Goal. Go through the data below and gather each line containing "System".

----

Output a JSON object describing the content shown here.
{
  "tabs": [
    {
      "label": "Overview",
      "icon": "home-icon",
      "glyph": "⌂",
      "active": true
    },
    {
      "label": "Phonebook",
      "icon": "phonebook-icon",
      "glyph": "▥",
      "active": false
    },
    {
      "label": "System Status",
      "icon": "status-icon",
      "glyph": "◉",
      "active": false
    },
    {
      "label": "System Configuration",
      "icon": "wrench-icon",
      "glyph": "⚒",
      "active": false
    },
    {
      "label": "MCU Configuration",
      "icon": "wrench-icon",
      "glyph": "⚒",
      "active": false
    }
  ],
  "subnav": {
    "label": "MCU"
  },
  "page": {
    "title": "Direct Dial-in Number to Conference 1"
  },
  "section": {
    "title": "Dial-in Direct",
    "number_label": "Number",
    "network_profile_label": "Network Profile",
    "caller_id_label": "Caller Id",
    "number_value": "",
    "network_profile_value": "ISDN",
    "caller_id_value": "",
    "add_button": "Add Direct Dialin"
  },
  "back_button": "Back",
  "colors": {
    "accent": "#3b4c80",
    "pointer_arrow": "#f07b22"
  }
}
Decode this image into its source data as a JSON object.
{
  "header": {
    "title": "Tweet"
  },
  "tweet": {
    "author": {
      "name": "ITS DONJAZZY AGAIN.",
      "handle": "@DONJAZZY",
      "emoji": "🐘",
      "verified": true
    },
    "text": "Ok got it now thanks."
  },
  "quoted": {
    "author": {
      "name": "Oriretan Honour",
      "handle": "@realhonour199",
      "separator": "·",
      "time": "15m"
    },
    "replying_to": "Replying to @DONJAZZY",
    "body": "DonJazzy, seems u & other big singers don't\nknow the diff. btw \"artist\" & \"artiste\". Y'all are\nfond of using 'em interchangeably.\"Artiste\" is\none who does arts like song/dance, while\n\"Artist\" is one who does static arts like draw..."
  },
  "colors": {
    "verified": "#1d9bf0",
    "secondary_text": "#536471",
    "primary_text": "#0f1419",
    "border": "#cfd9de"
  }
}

----

Answer for this exercise.
      "label": "System Status",
      "label": "System Configuration",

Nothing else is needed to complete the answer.